▶ _WHAT YOU HAVE TO DO_
Copy the data word for word, keeping every line.

>>>

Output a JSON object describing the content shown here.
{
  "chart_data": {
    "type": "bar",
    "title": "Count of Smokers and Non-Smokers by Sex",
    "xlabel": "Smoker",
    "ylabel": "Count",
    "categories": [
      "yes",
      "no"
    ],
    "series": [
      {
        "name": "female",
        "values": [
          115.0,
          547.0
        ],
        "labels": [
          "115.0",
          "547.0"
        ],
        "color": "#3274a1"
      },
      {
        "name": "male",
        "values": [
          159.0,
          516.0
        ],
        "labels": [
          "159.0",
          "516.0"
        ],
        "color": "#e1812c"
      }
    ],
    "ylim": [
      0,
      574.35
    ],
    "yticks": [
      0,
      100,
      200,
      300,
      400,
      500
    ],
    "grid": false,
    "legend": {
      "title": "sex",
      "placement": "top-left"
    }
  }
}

<<<

▶ _SOLUTION TO THE PROBLEM_
Output a JSON object describing the content shown here.
{
  "chart_data": {
    "type": "bar",
    "title": "Count of Smokers and Non-Smokers by Sex",
    "xlabel": "Smoker",
    "ylabel": "Count",
    "categories": [
      "yes",
      "no"
    ],
    "series": [
      {
        "name": "female",
        "values": [
          115.0,
          547.0
        ],
        "labels": [
          "115.0",
          "547.0"
        ],
        "color": "#3274a1"
      },
      {
        "name": "male",
        "values": [
          159.0,
          516.0
        ],
        "labels": [
          "159.0",
          "516.0"
        ],
        "color": "#e1812c"
      }
    ],
    "ylim": [
      0,
      574.35
    ],
    "yticks": [
      0,
      100,
      200,
      300,
      400,
      500
    ],
    "grid": false,
    "legend": {
      "title": "sex",
      "placement": "top-left"
    }
  }
}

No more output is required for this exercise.